# REQUIREMENT:
Render the following material again verbatim, leaving nothing out.

··· DATASET EXTRACT

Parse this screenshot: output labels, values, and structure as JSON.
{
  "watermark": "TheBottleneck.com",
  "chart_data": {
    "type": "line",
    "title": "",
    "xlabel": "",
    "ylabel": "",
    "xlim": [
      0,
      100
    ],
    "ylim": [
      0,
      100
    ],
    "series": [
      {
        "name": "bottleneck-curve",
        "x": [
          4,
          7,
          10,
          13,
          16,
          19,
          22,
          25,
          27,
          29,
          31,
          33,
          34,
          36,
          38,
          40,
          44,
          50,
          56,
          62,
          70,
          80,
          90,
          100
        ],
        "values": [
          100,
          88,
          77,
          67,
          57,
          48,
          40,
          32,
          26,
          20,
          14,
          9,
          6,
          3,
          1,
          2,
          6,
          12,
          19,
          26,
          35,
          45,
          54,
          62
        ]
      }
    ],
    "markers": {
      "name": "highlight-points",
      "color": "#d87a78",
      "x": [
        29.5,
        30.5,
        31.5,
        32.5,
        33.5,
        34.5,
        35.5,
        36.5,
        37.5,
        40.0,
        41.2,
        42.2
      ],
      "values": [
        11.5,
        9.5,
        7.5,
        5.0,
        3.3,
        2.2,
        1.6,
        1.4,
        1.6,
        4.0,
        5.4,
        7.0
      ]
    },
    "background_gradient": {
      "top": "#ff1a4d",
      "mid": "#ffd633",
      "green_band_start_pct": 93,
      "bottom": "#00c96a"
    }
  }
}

······

# ANSWER TO THE PROBLEM:
Parse this screenshot: output labels, values, and structure as JSON.
{
  "watermark": "TheBottleneck.com",
  "chart_data": {
    "type": "line",
    "title": "",
    "xlabel": "",
    "ylabel": "",
    "xlim": [
      0,
      100
    ],
    "ylim": [
      0,
      100
    ],
    "series": [
      {
        "name": "bottleneck-curve",
        "x": [
          4,
          7,
          10,
          13,
          16,
          19,
          22,
          25,
          27,
          29,
          31,
          33,
          34,
          36,
          38,
          40,
          44,
          50,
          56,
          62,
          70,
          80,
          90,
          100
        ],
        "values": [
          100,
          88,
          77,
          67,
          57,
          48,
          40,
          32,
          26,
          20,
          14,
          9,
          6,
          3,
          1,
          2,
          6,
          12,
          19,
          26,
          35,
          45,
          54,
          62
        ]
      }
    ],
    "markers": {
      "name": "highlight-points",
      "color": "#d87a78",
      "x": [
        29.5,
        30.5,
        31.5,
        32.5,
        33.5,
        34.5,
        35.5,
        36.5,
        37.5,
        40.0,
        41.2,
        42.2
      ],
      "values": [
        11.5,
        9.5,
        7.5,
        5.0,
        3.3,
        2.2,
        1.6,
        1.4,
        1.6,
        4.0,
        5.4,
        7.0
      ]
    },
    "background_gradient": {
      "top": "#ff1a4d",
      "mid": "#ffd633",
      "green_band_start_pct": 93,
      "bottom": "#00c96a"
    }
  }
}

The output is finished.